§ WHAT IS EXPECTED: Return the material word for word. Do not include pictures.

Data tied to figure images
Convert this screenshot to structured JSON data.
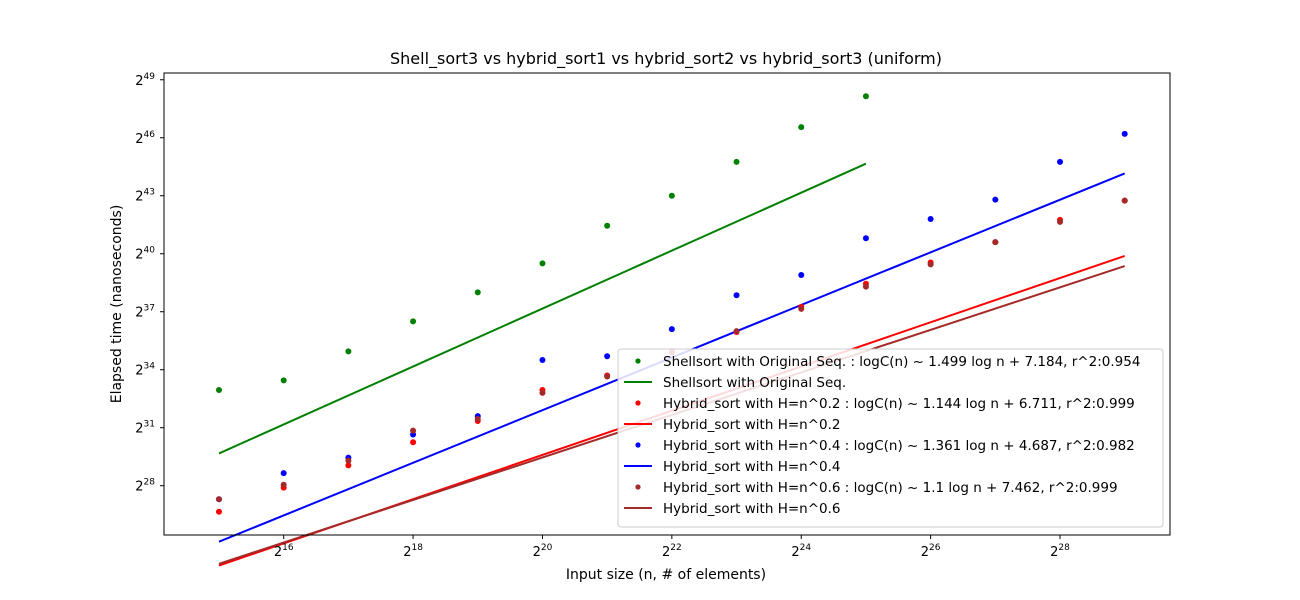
{
  "chart_data": {
    "type": "scatter",
    "title": "Shell_sort3 vs  hybrid_sort1 vs hybrid_sort2 vs hybrid_sort3  (uniform)",
    "xlabel": "Input size (n, # of elements)",
    "ylabel": "Elapsed time (nanoseconds)",
    "xscale": "log2",
    "yscale": "log2",
    "xlim_log2": [
      14.15,
      29.7
    ],
    "ylim_log2": [
      25.45,
      49.35
    ],
    "x_ticks": [
      {
        "base": "2",
        "exp": "16",
        "value": 16
      },
      {
        "base": "2",
        "exp": "18",
        "value": 18
      },
      {
        "base": "2",
        "exp": "20",
        "value": 20
      },
      {
        "base": "2",
        "exp": "22",
        "value": 22
      },
      {
        "base": "2",
        "exp": "24",
        "value": 24
      },
      {
        "base": "2",
        "exp": "26",
        "value": 26
      },
      {
        "base": "2",
        "exp": "28",
        "value": 28
      }
    ],
    "y_ticks": [
      {
        "base": "2",
        "exp": "28",
        "value": 28
      },
      {
        "base": "2",
        "exp": "31",
        "value": 31
      },
      {
        "base": "2",
        "exp": "34",
        "value": 34
      },
      {
        "base": "2",
        "exp": "37",
        "value": 37
      },
      {
        "base": "2",
        "exp": "40",
        "value": 40
      },
      {
        "base": "2",
        "exp": "43",
        "value": 43
      },
      {
        "base": "2",
        "exp": "46",
        "value": 46
      },
      {
        "base": "2",
        "exp": "49",
        "value": 49
      }
    ],
    "legend_position": "lower-right",
    "series": [
      {
        "name": "Shellsort with Original Seq. : logC(n) ~ 1.499 log n  + 7.184, r^2:0.954",
        "kind": "points",
        "color": "#008000",
        "x_log2": [
          15,
          16,
          17,
          18,
          19,
          20,
          21,
          22,
          23,
          24,
          25
        ],
        "y_log2": [
          32.95,
          33.45,
          34.95,
          36.5,
          38.0,
          39.5,
          41.45,
          43.0,
          44.75,
          46.55,
          48.15
        ]
      },
      {
        "name": "Shellsort with Original Seq.",
        "kind": "line",
        "color": "#008000",
        "fit": {
          "slope": 1.499,
          "intercept": 7.184
        },
        "x_range_log2": [
          15,
          25
        ]
      },
      {
        "name": "Hybrid_sort with H=n^0.2 : logC(n) ~ 1.144 log n  + 6.711, r^2:0.999",
        "kind": "points",
        "color": "#ff0000",
        "x_log2": [
          15,
          16,
          17,
          18,
          19,
          20,
          21,
          22,
          23,
          24,
          25,
          26,
          27,
          28,
          29
        ],
        "y_log2": [
          26.65,
          27.9,
          29.05,
          30.25,
          31.35,
          32.95,
          33.7,
          34.9,
          35.95,
          37.25,
          38.45,
          39.55,
          40.6,
          41.75,
          42.75
        ]
      },
      {
        "name": "Hybrid_sort with H=n^0.2",
        "kind": "line",
        "color": "#ff0000",
        "fit": {
          "slope": 1.144,
          "intercept": 6.711
        },
        "x_range_log2": [
          15,
          29
        ]
      },
      {
        "name": "Hybrid_sort with H=n^0.4 : logC(n) ~ 1.361 log n  + 4.687, r^2:0.982",
        "kind": "points",
        "color": "#0000ff",
        "x_log2": [
          15,
          16,
          17,
          18,
          19,
          20,
          21,
          22,
          23,
          24,
          25,
          26,
          27,
          28,
          29
        ],
        "y_log2": [
          27.3,
          28.65,
          29.45,
          30.65,
          31.6,
          34.5,
          34.7,
          36.1,
          37.85,
          38.9,
          40.8,
          41.8,
          42.8,
          44.75,
          46.2
        ]
      },
      {
        "name": "Hybrid_sort with H=n^0.4",
        "kind": "line",
        "color": "#0000ff",
        "fit": {
          "slope": 1.361,
          "intercept": 4.687
        },
        "x_range_log2": [
          15,
          29
        ]
      },
      {
        "name": "Hybrid_sort with H=n^0.6 : logC(n) ~ 1.1 log n  + 7.462, r^2:0.999",
        "kind": "points",
        "color": "#a52a2a",
        "x_log2": [
          15,
          16,
          17,
          18,
          19,
          20,
          21,
          22,
          23,
          24,
          25,
          26,
          27,
          28,
          29
        ],
        "y_log2": [
          27.3,
          28.05,
          29.3,
          30.85,
          31.45,
          32.8,
          33.65,
          34.95,
          36.0,
          37.15,
          38.3,
          39.45,
          40.6,
          41.65,
          42.75
        ]
      },
      {
        "name": "Hybrid_sort with H=n^0.6",
        "kind": "line",
        "color": "#a52a2a",
        "fit": {
          "slope": 1.1,
          "intercept": 7.462
        },
        "x_range_log2": [
          15,
          29
        ]
      }
    ]
  }
}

§ ANSWER FOR THIS EXERCISE:
Convert this screenshot to structured JSON data.
{
  "chart_data": {
    "type": "scatter",
    "title": "Shell_sort3 vs  hybrid_sort1 vs hybrid_sort2 vs hybrid_sort3  (uniform)",
    "xlabel": "Input size (n, # of elements)",
    "ylabel": "Elapsed time (nanoseconds)",
    "xscale": "log2",
    "yscale": "log2",
    "xlim_log2": [
      14.15,
      29.7
    ],
    "ylim_log2": [
      25.45,
      49.35
    ],
    "x_ticks": [
      {
        "base": "2",
        "exp": "16",
        "value": 16
      },
      {
        "base": "2",
        "exp": "18",
        "value": 18
      },
      {
        "base": "2",
        "exp": "20",
        "value": 20
      },
      {
        "base": "2",
        "exp": "22",
        "value": 22
      },
      {
        "base": "2",
        "exp": "24",
        "value": 24
      },
      {
        "base": "2",
        "exp": "26",
        "value": 26
      },
      {
        "base": "2",
        "exp": "28",
        "value": 28
      }
    ],
    "y_ticks": [
      {
        "base": "2",
        "exp": "28",
        "value": 28
      },
      {
        "base": "2",
        "exp": "31",
        "value": 31
      },
      {
        "base": "2",
        "exp": "34",
        "value": 34
      },
      {
        "base": "2",
        "exp": "37",
        "value": 37
      },
      {
        "base": "2",
        "exp": "40",
        "value": 40
      },
      {
        "base": "2",
        "exp": "43",
        "value": 43
      },
      {
        "base": "2",
        "exp": "46",
        "value": 46
      },
      {
        "base": "2",
        "exp": "49",
        "value": 49
      }
    ],
    "legend_position": "lower-right",
    "series": [
      {
        "name": "Shellsort with Original Seq. : logC(n) ~ 1.499 log n  + 7.184, r^2:0.954",
        "kind": "points",
        "color": "#008000",
        "x_log2": [
          15,
          16,
          17,
          18,
          19,
          20,
          21,
          22,
          23,
          24,
          25
        ],
        "y_log2": [
          32.95,
          33.45,
          34.95,
          36.5,
          38.0,
          39.5,
          41.45,
          43.0,
          44.75,
          46.55,
          48.15
        ]
      },
      {
        "name": "Shellsort with Original Seq.",
        "kind": "line",
        "color": "#008000",
        "fit": {
          "slope": 1.499,
          "intercept": 7.184
        },
        "x_range_log2": [
          15,
          25
        ]
      },
      {
        "name": "Hybrid_sort with H=n^0.2 : logC(n) ~ 1.144 log n  + 6.711, r^2:0.999",
        "kind": "points",
        "color": "#ff0000",
        "x_log2": [
          15,
          16,
          17,
          18,
          19,
          20,
          21,
          22,
          23,
          24,
          25,
          26,
          27,
          28,
          29
        ],
        "y_log2": [
          26.65,
          27.9,
          29.05,
          30.25,
          31.35,
          32.95,
          33.7,
          34.9,
          35.95,
          37.25,
          38.45,
          39.55,
          40.6,
          41.75,
          42.75
        ]
      },
      {
        "name": "Hybrid_sort with H=n^0.2",
        "kind": "line",
        "color": "#ff0000",
        "fit": {
          "slope": 1.144,
          "intercept": 6.711
        },
        "x_range_log2": [
          15,
          29
        ]
      },
      {
        "name": "Hybrid_sort with H=n^0.4 : logC(n) ~ 1.361 log n  + 4.687, r^2:0.982",
        "kind": "points",
        "color": "#0000ff",
        "x_log2": [
          15,
          16,
          17,
          18,
          19,
          20,
          21,
          22,
          23,
          24,
          25,
          26,
          27,
          28,
          29
        ],
        "y_log2": [
          27.3,
          28.65,
          29.45,
          30.65,
          31.6,
          34.5,
          34.7,
          36.1,
          37.85,
          38.9,
          40.8,
          41.8,
          42.8,
          44.75,
          46.2
        ]
      },
      {
        "name": "Hybrid_sort with H=n^0.4",
        "kind": "line",
        "color": "#0000ff",
        "fit": {
          "slope": 1.361,
          "intercept": 4.687
        },
        "x_range_log2": [
          15,
          29
        ]
      },
      {
        "name": "Hybrid_sort with H=n^0.6 : logC(n) ~ 1.1 log n  + 7.462, r^2:0.999",
        "kind": "points",
        "color": "#a52a2a",
        "x_log2": [
          15,
          16,
          17,
          18,
          19,
          20,
          21,
          22,
          23,
          24,
          25,
          26,
          27,
          28,
          29
        ],
        "y_log2": [
          27.3,
          28.05,
          29.3,
          30.85,
          31.45,
          32.8,
          33.65,
          34.95,
          36.0,
          37.15,
          38.3,
          39.45,
          40.6,
          41.65,
          42.75
        ]
      },
      {
        "name": "Hybrid_sort with H=n^0.6",
        "kind": "line",
        "color": "#a52a2a",
        "fit": {
          "slope": 1.1,
          "intercept": 7.462
        },
        "x_range_log2": [
          15,
          29
        ]
      }
    ]
  }
}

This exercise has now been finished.